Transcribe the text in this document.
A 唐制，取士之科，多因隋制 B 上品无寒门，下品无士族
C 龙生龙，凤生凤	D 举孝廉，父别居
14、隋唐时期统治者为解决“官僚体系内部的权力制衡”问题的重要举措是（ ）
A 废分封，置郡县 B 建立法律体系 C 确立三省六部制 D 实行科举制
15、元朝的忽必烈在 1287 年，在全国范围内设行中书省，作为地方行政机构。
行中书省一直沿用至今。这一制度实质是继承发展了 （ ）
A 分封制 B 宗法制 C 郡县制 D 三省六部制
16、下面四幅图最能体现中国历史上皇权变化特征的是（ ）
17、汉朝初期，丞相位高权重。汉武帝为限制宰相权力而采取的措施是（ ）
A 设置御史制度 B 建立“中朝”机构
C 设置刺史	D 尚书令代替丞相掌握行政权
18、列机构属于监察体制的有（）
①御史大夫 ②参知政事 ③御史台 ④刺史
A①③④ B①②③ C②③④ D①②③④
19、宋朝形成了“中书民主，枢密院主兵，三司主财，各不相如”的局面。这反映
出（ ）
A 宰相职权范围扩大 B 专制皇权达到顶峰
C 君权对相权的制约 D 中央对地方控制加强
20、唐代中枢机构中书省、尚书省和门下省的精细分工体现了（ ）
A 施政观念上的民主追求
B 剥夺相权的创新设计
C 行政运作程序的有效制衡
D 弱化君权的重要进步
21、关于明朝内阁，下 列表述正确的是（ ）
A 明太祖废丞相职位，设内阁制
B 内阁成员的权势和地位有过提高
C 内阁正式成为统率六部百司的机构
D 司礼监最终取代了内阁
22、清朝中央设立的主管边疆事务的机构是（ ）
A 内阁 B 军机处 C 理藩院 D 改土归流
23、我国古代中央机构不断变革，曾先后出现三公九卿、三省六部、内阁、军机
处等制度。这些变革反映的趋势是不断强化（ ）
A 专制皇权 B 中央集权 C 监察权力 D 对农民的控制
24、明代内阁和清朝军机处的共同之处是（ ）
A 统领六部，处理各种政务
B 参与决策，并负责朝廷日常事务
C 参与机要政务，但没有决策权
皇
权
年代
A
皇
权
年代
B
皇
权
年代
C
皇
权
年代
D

--------------------------------

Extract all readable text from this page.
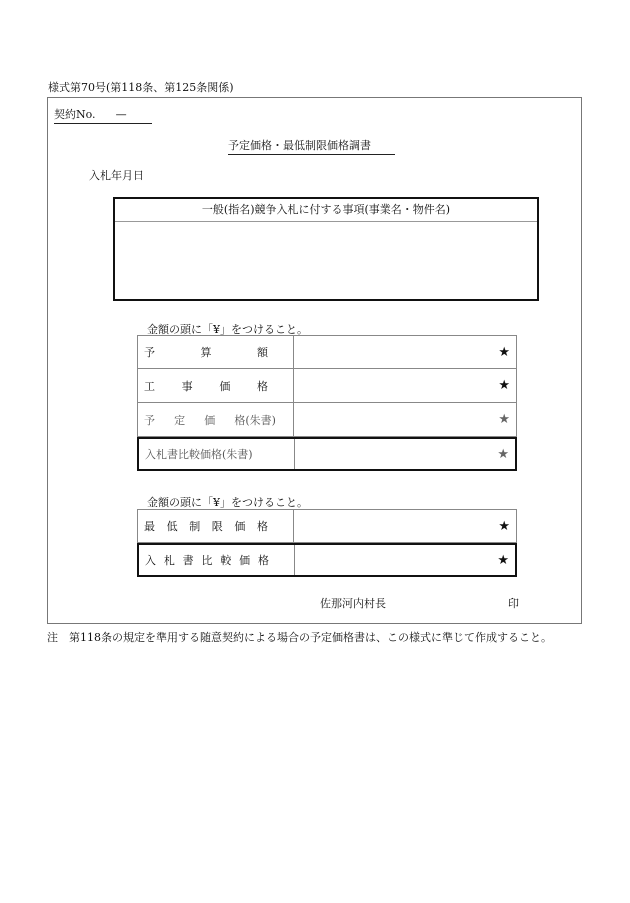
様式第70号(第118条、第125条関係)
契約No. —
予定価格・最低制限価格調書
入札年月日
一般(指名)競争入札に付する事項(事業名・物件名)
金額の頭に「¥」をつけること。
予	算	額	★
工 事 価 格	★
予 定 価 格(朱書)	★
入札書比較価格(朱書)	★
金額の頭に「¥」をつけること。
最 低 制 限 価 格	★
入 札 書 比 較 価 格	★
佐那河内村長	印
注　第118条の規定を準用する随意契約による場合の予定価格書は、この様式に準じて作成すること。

--------------------------------

» **TASK INSTRUCTIONS**: Give a single number: the count of lines above that include the word "this".

» **TASK RESULT**: 2